* _Exercise details_: Track down every line below that holds "label" and copy it.

* _Data section_:
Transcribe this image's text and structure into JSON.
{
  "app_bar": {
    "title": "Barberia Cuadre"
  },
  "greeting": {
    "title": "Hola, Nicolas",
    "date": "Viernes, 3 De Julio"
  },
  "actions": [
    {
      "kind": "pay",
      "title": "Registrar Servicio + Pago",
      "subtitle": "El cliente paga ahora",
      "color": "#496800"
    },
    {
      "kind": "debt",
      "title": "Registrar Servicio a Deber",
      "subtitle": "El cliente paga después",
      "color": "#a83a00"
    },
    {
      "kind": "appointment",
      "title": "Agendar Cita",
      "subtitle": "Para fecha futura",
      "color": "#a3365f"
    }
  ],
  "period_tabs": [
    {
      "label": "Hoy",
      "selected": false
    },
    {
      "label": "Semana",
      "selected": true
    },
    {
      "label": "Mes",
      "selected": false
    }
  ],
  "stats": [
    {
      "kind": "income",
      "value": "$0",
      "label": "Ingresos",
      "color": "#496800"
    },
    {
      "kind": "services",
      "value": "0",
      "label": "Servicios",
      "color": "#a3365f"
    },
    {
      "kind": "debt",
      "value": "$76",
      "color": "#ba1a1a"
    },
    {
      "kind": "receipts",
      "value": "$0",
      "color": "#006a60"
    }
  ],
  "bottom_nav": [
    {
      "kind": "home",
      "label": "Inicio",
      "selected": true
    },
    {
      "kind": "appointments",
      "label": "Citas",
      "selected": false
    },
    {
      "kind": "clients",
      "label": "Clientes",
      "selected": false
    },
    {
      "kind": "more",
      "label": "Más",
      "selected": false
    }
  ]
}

* _Finished task_:
      "label": "Hoy",
      "label": "Semana",
      "label": "Mes",
      "label": "Ingresos",
      "label": "Servicios",
      "label": "Inicio",
      "label": "Citas",
      "label": "Clientes",
      "label": "Más",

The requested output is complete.